→ What you will do: Copy out all the records, word for word.

***** Given records

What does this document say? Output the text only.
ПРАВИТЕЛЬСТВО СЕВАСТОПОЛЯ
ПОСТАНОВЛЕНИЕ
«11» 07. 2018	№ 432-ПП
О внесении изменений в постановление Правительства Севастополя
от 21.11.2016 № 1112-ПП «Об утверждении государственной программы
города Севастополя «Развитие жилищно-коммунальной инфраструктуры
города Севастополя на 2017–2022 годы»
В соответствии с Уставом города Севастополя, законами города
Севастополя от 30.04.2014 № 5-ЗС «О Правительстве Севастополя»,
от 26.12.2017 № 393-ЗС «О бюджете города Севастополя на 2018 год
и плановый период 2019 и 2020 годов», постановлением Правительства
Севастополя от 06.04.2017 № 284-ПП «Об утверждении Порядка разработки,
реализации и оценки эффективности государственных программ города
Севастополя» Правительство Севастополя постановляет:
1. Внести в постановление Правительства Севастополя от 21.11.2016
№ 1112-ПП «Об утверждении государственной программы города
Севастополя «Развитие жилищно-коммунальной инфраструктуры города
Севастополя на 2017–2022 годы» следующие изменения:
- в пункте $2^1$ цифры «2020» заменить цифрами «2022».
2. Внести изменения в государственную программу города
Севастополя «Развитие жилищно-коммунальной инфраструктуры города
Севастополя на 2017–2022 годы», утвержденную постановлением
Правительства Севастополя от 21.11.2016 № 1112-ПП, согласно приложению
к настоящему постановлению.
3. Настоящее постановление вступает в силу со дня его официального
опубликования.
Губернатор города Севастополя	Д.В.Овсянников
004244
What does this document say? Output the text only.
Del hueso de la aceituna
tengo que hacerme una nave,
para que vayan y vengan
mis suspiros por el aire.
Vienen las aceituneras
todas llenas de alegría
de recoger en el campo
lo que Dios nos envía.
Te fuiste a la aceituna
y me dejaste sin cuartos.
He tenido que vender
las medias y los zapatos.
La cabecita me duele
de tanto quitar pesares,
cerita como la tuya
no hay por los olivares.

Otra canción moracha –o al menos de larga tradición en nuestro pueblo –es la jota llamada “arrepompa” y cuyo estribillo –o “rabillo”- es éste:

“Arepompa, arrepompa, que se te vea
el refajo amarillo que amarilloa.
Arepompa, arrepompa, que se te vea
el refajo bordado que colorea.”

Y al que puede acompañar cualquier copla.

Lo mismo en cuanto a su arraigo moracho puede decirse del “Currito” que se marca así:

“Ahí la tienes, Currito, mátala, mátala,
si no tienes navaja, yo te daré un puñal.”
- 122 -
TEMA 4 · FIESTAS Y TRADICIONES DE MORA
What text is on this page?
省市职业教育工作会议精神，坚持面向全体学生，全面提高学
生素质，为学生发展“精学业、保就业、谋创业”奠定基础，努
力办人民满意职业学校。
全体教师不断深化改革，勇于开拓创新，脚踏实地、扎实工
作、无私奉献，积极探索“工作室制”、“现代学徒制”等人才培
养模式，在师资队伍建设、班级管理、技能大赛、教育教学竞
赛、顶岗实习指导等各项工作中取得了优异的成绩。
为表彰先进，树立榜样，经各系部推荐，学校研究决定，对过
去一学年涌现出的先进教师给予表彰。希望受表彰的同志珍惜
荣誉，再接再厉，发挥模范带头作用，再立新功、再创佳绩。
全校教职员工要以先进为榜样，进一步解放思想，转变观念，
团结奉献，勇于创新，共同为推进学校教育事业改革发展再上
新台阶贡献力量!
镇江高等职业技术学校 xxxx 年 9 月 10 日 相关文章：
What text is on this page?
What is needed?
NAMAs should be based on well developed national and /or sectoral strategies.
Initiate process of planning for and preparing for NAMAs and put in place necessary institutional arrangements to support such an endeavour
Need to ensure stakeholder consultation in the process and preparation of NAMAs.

**********

→ Task result:
What does this document say? Output the text only.
ПРАВИТЕЛЬСТВО СЕВАСТОПОЛЯ
ПОСТАНОВЛЕНИЕ
«11» 07. 2018	№ 432-ПП
О внесении изменений в постановление Правительства Севастополя
от 21.11.2016 № 1112-ПП «Об утверждении государственной программы
города Севастополя «Развитие жилищно-коммунальной инфраструктуры
города Севастополя на 2017–2022 годы»
В соответствии с Уставом города Севастополя, законами города
Севастополя от 30.04.2014 № 5-ЗС «О Правительстве Севастополя»,
от 26.12.2017 № 393-ЗС «О бюджете города Севастополя на 2018 год
и плановый период 2019 и 2020 годов», постановлением Правительства
Севастополя от 06.04.2017 № 284-ПП «Об утверждении Порядка разработки,
реализации и оценки эффективности государственных программ города
Севастополя» Правительство Севастополя постановляет:
1. Внести в постановление Правительства Севастополя от 21.11.2016
№ 1112-ПП «Об утверждении государственной программы города
Севастополя «Развитие жилищно-коммунальной инфраструктуры города
Севастополя на 2017–2022 годы» следующие изменения:
- в пункте $2^1$ цифры «2020» заменить цифрами «2022».
2. Внести изменения в государственную программу города
Севастополя «Развитие жилищно-коммунальной инфраструктуры города
Севастополя на 2017–2022 годы», утвержденную постановлением
Правительства Севастополя от 21.11.2016 № 1112-ПП, согласно приложению
к настоящему постановлению.
3. Настоящее постановление вступает в силу со дня его официального
опубликования.
Губернатор города Севастополя	Д.В.Овсянников
004244
What does this document say? Output the text only.
Del hueso de la aceituna
tengo que hacerme una nave,
para que vayan y vengan
mis suspiros por el aire.
Vienen las aceituneras
todas llenas de alegría
de recoger en el campo
lo que Dios nos envía.
Te fuiste a la aceituna
y me dejaste sin cuartos.
He tenido que vender
las medias y los zapatos.
La cabecita me duele
de tanto quitar pesares,
cerita como la tuya
no hay por los olivares.

Otra canción moracha –o al menos de larga tradición en nuestro pueblo –es la jota llamada “arrepompa” y cuyo estribillo –o “rabillo”- es éste:

“Arepompa, arrepompa, que se te vea
el refajo amarillo que amarilloa.
Arepompa, arrepompa, que se te vea
el refajo bordado que colorea.”

Y al que puede acompañar cualquier copla.

Lo mismo en cuanto a su arraigo moracho puede decirse del “Currito” que se marca así:

“Ahí la tienes, Currito, mátala, mátala,
si no tienes navaja, yo te daré un puñal.”
- 122 -
TEMA 4 · FIESTAS Y TRADICIONES DE MORA
What text is on this page?
省市职业教育工作会议精神，坚持面向全体学生，全面提高学
生素质，为学生发展“精学业、保就业、谋创业”奠定基础，努
力办人民满意职业学校。
全体教师不断深化改革，勇于开拓创新，脚踏实地、扎实工
作、无私奉献，积极探索“工作室制”、“现代学徒制”等人才培
养模式，在师资队伍建设、班级管理、技能大赛、教育教学竞
赛、顶岗实习指导等各项工作中取得了优异的成绩。
为表彰先进，树立榜样，经各系部推荐，学校研究决定，对过
去一学年涌现出的先进教师给予表彰。希望受表彰的同志珍惜
荣誉，再接再厉，发挥模范带头作用，再立新功、再创佳绩。
全校教职员工要以先进为榜样，进一步解放思想，转变观念，
团结奉献，勇于创新，共同为推进学校教育事业改革发展再上
新台阶贡献力量!
镇江高等职业技术学校 xxxx 年 9 月 10 日 相关文章：
What text is on this page?
What is needed?
NAMAs should be based on well developed national and /or sectoral strategies.
Initiate process of planning for and preparing for NAMAs and put in place necessary institutional arrangements to support such an endeavour
Need to ensure stakeholder consultation in the process and preparation of NAMAs.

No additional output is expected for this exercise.